Output every line of the records below as a numbered list, skipping blank lines.

Records supplied
★ ★ ★ ★

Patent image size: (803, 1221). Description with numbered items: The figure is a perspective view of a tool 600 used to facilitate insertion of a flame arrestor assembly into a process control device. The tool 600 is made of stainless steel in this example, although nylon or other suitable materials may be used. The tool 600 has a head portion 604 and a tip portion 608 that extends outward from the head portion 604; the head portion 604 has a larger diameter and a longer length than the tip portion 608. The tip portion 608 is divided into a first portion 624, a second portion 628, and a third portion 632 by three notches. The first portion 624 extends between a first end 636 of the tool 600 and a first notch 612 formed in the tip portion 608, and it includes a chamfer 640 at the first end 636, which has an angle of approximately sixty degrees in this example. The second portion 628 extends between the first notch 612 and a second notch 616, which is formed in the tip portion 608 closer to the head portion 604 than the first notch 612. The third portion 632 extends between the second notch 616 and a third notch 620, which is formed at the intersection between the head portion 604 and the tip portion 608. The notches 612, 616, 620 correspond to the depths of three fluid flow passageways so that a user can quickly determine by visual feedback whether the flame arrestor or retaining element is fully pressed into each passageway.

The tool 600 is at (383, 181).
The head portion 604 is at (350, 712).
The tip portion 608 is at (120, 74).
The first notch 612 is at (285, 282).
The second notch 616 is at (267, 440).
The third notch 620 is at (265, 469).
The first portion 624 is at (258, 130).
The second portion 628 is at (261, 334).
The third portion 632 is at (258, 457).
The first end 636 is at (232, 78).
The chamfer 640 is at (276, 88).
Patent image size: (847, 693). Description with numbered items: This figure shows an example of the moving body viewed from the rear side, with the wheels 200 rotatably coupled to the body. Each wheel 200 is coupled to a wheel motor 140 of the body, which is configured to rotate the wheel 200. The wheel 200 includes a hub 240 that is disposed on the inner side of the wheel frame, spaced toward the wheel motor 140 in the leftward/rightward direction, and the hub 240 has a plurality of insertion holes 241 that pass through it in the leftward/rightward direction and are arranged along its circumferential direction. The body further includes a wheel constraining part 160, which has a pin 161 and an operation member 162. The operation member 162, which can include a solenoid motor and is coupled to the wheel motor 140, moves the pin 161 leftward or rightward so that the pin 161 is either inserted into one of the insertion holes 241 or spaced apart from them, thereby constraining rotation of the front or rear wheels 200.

★ ★ ★ ★

Output for this exercise
1. Patent image size: (803, 1221). Description with numbered items: The figure is a perspective view of a tool 600 used to facilitate insertion of a flame arrestor assembly into a process control device. The tool 600 is made of stainless steel in this example, although nylon or other suitable materials may be used. The tool 600 has a head portion 604 and a tip portion 608 that extends outward from the head portion 604; the head portion 604 has a larger diameter and a longer length than the tip portion 608. The tip portion 608 is divided into a first portion 624, a second portion 628, and a third portion 632 by three notches. The first portion 624 extends between a first end 636 of the tool 600 and a first notch 612 formed in the tip portion 608, and it includes a chamfer 640 at the first end 636, which has an angle of approximately sixty degrees in this example. The second portion 628 extends between the first notch 612 and a second notch 616, which is formed in the tip portion 608 closer to the head portion 604 than the first notch 612. The third portion 632 extends between the second notch 616 and a third notch 620, which is formed at the intersection between the head portion 604 and the tip portion 608. The notches 612, 616, 620 correspond to the depths of three fluid flow passageways so that a user can quickly determine by visual feedback whether the flame arrestor or retaining element is fully pressed into each passageway.
2. The tool 600 is at (383, 181).
3. The head portion 604 is at (350, 712).
4. The tip portion 608 is at (120, 74).
5. The first notch 612 is at (285, 282).
6. The second notch 616 is at (267, 440).
7. The third notch 620 is at (265, 469).
8. The first portion 624 is at (258, 130).
9. The second portion 628 is at (261, 334).
10. The third portion 632 is at (258, 457).
11. The first end 636 is at (232, 78).
12. The chamfer 640 is at (276, 88).
13. Patent image size: (847, 693). Description with numbered items: This figure shows an example of the moving body viewed from the rear side, with the wheels 200 rotatably coupled to the body. Each wheel 200 is coupled to a wheel motor 140 of the body, which is configured to rotate the wheel 200. The wheel 200 includes a hub 240 that is disposed on the inner side of the wheel frame, spaced toward the wheel motor 140 in the leftward/rightward direction, and the hub 240 has a plurality of insertion holes 241 that pass through it in the leftward/rightward direction and are arranged along its circumferential direction. The body further includes a wheel constraining part 160, which has a pin 161 and an operation member 162. The operation member 162, which can include a solenoid motor and is coupled to the wheel motor 140, moves the pin 161 leftward or rightward so that the pin 161 is either inserted into one of the insertion holes 241 or spaced apart from them, thereby constraining rotation of the front or rear wheels 200.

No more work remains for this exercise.